Fécondité et politiques publiques : une comparaison entre la France et l’Italie autour des travaux de Valeria Solesin
Valeria Solesin a été victime des attentats de Paris du 13 novembre 2015. Sociologue et démographe de formation, elle entamait la dernière ligne droite de son doctorat sur les comportements contemporains de fécondité en Italie et en France et, plus spécifiquement sur le passage du premier au deuxième enfant. Les ambitions de la thèse étaient servies par un dispositif méthodologique riche, combinant approches quantitative (statistique et démographique) et qualitative (par entretiens). Elle avait ainsi réalisé un important travail de terrain en interrogeant une soixantaine de parents ayant un ou deux enfants en France et en Italie, afin de mieux saisir les motivations des acteurs dans leurs choix familiaux et les mécanismes qui les sous-tendent.
L’indicateur conjoncturel de fécondité s’établit en Italie à 1,37 enfant par femme en 2014, contre 2,01 en France. Les raisons de la basse fécondité italienne sont diverses. Différentes composantes démographiques peuvent rendre compte de cet indicateur de fécondité particulièrement bas : la proportion de femmes restant sans enfant au terme de leur vie féconde, le report de l’arrivée du premier enfant associé au départ tardif du foyer parental, le rôle spécifique du mariage. En Italie, quitter le domicile des parents n’est souvent envisageable que pour se marier, le mariage dépendant de la possibilité d’accéder à un logement indépendant, elle-même liée à la situation matérielle des partenaires dans un contexte économique difficile. En raison du poids des normes sociales, la naissance d’un enfant en dehors du cadre du mariage reste rare en Italie contrairement à la France.
La participation des femmes au marché du travail a fortement augmenté en Europe ces dernières décennies, mais d’importants écarts subsistent. Aujourd’hui, on observe une fécondité plus forte dans les pays où le taux d’activité féminin est élevé. Les possibilités offertes aux femmes d’articuler travail et famille apparaissent ainsi comme un élément déterminant de la fécondité en Europe. Les données de l’OCDE de 2010 indiquent qu’en France 83 % des femmes de 24 à 54 ans sont actives contre seulement 63 % en Italie.

======

## Objectif 1
Dans l'extrait sur la fécondité en France et en Italie, quel est l'indicateur conjoncturel de fécondité de l'Italie en 2014 ?
## Objectif 2
Recopiez le passage de l'extrait sur la fécondité allant de « La participation des » jusqu'à « 63 % en Italie. » inclus, en changeant « marché du travail » en « monde du travail ».
## Objectif 3
Reprenez l'extrait sur la fécondité en France et en Italie et écrivez la suite à partir de sa dernière phrase.

======

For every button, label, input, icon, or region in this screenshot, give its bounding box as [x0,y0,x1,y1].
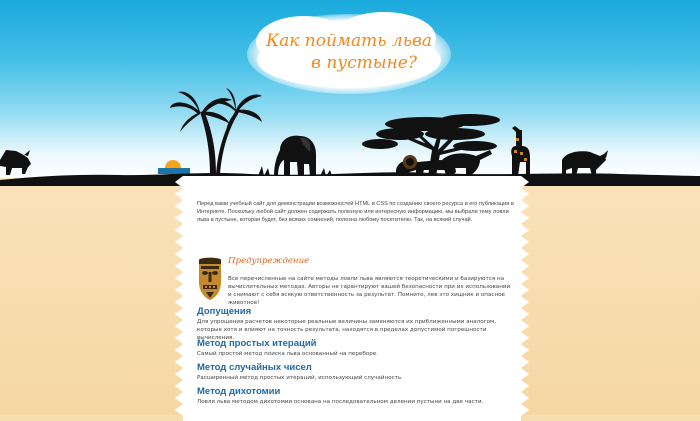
warning-text: Все перечисленные на сайте методы ловли … [228,276,511,306]
header-cloud: Как поймать льва в пустыне? [244,8,454,96]
section-simple-iterations: Метод простых итераций Самый простой мет… [197,338,517,358]
section-heading[interactable]: Допущения [197,306,517,317]
section-text: Ловля льва методом дихотомии основана на… [197,399,484,405]
warning-block: Предупреждение Все перечисленные на сайт… [197,256,517,306]
rhino-left-icon [0,150,31,175]
rhino-right-icon [562,150,608,176]
palm-trees-icon [170,88,262,174]
savanna-silhouette [0,88,700,186]
elephant-icon [274,135,316,176]
section-heading[interactable]: Метод дихотомии [197,386,517,397]
section-random-numbers: Метод случайных чисел Расширенный метод … [197,362,517,382]
section-dichotomy: Метод дихотомии Ловля льва методом дихот… [197,386,517,406]
site-title-line2: в пустыне? [311,53,417,73]
section-heading[interactable]: Метод случайных чисел [197,362,517,373]
section-heading[interactable]: Метод простых итераций [197,338,517,349]
section-text: Самый простой метод поиска льва основанн… [197,351,378,357]
site-title-line1: Как поймать льва [265,31,433,51]
giraffe-icon [511,126,530,176]
intro-text: Перед вами учебный сайт для демонстрации… [197,201,514,223]
site-title: Как поймать льва в пустыне? [244,30,454,74]
section-text: Расширенный метод простых итераций, испо… [197,375,403,381]
intro-block: Перед вами учебный сайт для демонстрации… [197,200,517,224]
section-assumptions: Допущения Для упрощения расчетов некотор… [197,306,517,342]
warning-title: Предупреждение [228,256,310,266]
african-mask-icon [199,257,221,300]
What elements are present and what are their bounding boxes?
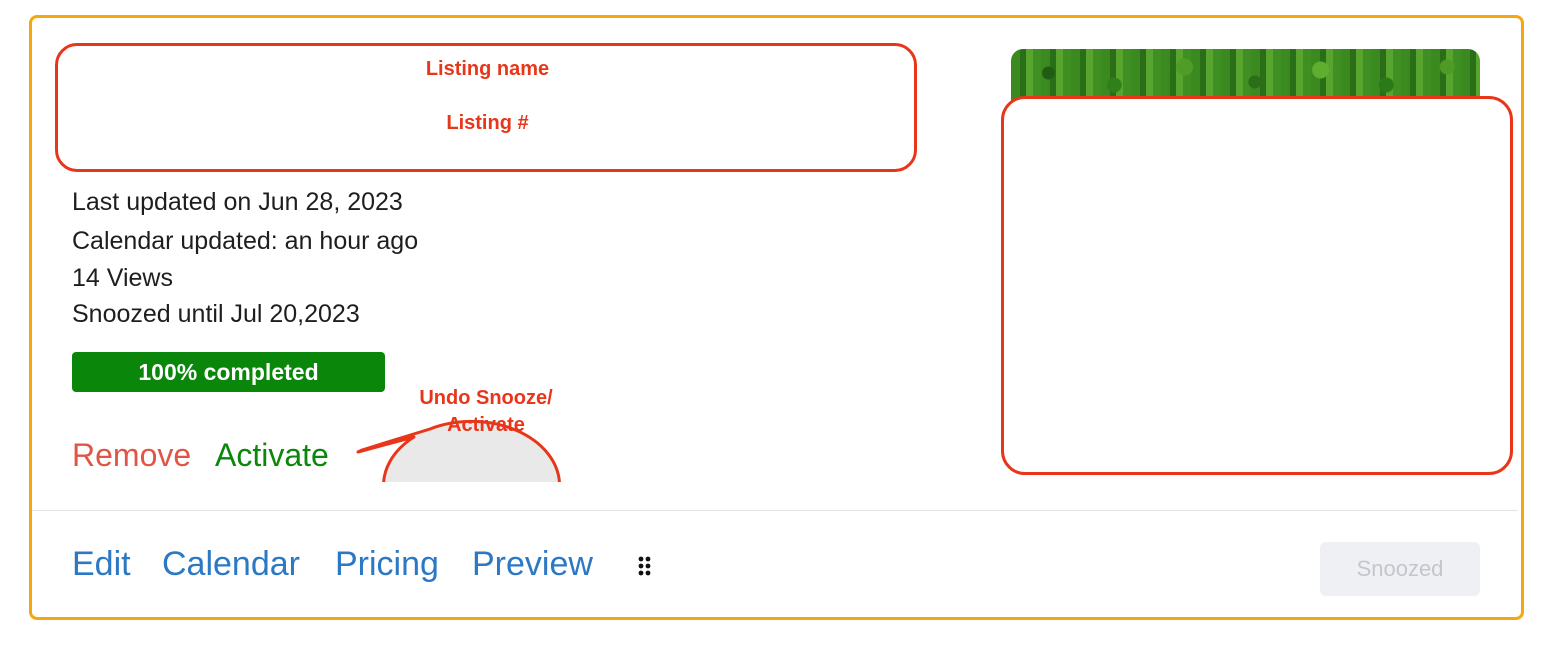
- drag-handle-icon[interactable]: [638, 556, 652, 578]
- listing-name-label: Listing name: [425, 58, 550, 80]
- preview-link[interactable]: Preview: [472, 545, 593, 584]
- activate-link[interactable]: Activate: [215, 437, 329, 474]
- undo-snooze-callout-text: Undo Snooze/ Activate: [419, 387, 553, 436]
- completion-progress-bar: 100% completed: [72, 352, 385, 392]
- calendar-updated-text: Calendar updated: an hour ago: [72, 227, 419, 255]
- views-count: 14 Views: [72, 264, 173, 292]
- snoozed-status-button[interactable]: Snoozed: [1320, 542, 1480, 596]
- edit-link[interactable]: Edit: [72, 545, 131, 584]
- calendar-link[interactable]: Calendar: [162, 545, 300, 584]
- listing-photo-callout: [1001, 96, 1513, 475]
- snoozed-until-text: Snoozed until Jul 20,2023: [72, 300, 360, 328]
- footer-divider: [32, 510, 1518, 511]
- listing-number-label: Listing #: [446, 112, 529, 134]
- remove-link[interactable]: Remove: [72, 437, 191, 474]
- last-updated-text: Last updated on Jun 28, 2023: [72, 188, 403, 216]
- progress-label: 100% completed: [138, 358, 319, 385]
- pricing-link[interactable]: Pricing: [335, 545, 439, 584]
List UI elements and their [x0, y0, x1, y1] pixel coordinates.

======

## Réponse 1
1,37 enfant par femme.

## Réponse 2
La participation des femmes au monde du travail a fortement augmenté en Europe ces dernières décennies, mais d’importants écarts subsistent. Aujourd’hui, on observe une fécondité plus forte dans les pays où le taux d’activité féminin est élevé. Les possibilités offertes aux femmes d’articuler travail et famille apparaissent ainsi comme un élément déterminant de la fécondité en Europe. Les données de l’OCDE de 2010 indiquent qu’en France 83 % des femmes de 24 à 54 ans sont actives contre seulement 63 % en Italie.

## Réponse 3
Cette faible participation des femmes italiennes au marché du travail, participe de différences globales dans les normes et perceptions, que Ronald Rindfuss résume par la notion de « family package ». Ce “package” peut être très rigide, principalement pour les femmes, avec une forte pression à s’inscrire dans des rôles bien définis : être mariée, accepter la norme patriarcale, avoir des enfants et cesser de travailler à leur naissance, prendre soin des beaux-parents. C’est le cas dans les pays du sud de l’Europe comme en Italie. En France, ce “package” apparaît plus flexible : les femmes peuvent avoir des enfants en dehors du mariage tout en continuant à exercer leur activité professionnelle sans être considérées comme des « mauvaises mères », les enfants ne sont pas supposés souffrir s’ils vont en crèche ou si leur père s’occupe d’eux. Les différentes formes familiales sont alors mieux acceptées, comme par exemple les naissances hors mariage, les familles monoparentales ou recomposées. Ces différences se retrouvent également dans les politiques publiques, notamment la part des aides sociales consacrées aux familles, et sur les offres de garde collective pour les enfants, beaucoup moins développées en Italie qu’en France, où l’intervention de l’État dans la sphère privée est davantage acceptée, en particulier dès lors qu’elle concerne l’éducation des enfants. En Italie, bien que le nombre de places en crèche soit en hausse, la prise en charge de la petite enfance relève encore largement des solidarités familiales intergénérationnelles. L’aide informelle, apportée par les grands-parents, est centrale : 53 % des enfants de moins de trois ans sont ainsi gardés en 2012 lorsque leur mère travaille, contre près de 10 % en France. Ces difficultés à concilier vie familiale et professionnelle entrainent en Italie à la fois moins de mères actives et moins de naissances qu’en France. Les différences sociales et géographiques restent fortes en Italie, même si la fécondité est maintenant similaire dans toutes les régions : les femmes les moins diplômées se retirent plus souvent de l’activité professionnelle que les plus diplômées, et dans les régions du Sud, les femmes interrompent plus souvent leur activité professionnelle dès le premier enfant.
Valeria Solesin terminait l’analyse de ses entretiens quand elle a été abattue. Elle commençait son travail d’écriture et n’a donc pas pu, à travers la rédaction de la thèse, mûrir ses conclusions en réponse aux nombreuses questions que son travail aborde. Ses premiers résultats montraient la complexité des choix de fécondité et l’impact que peuvent avoir sur ces choix des contraintes qui se construisent au carrefour des histoires individuelles et du contexte familial, professionnel, social et politique. Nous avons rassemblé ses principales conclusions dans un texte d’hommage qui sera soumis pour publication à la Revue des politiques sociales et familiales, éditée par la Cnaf qui a soutenu sa thèse, ainsi qu’à une revue italienne de démographie.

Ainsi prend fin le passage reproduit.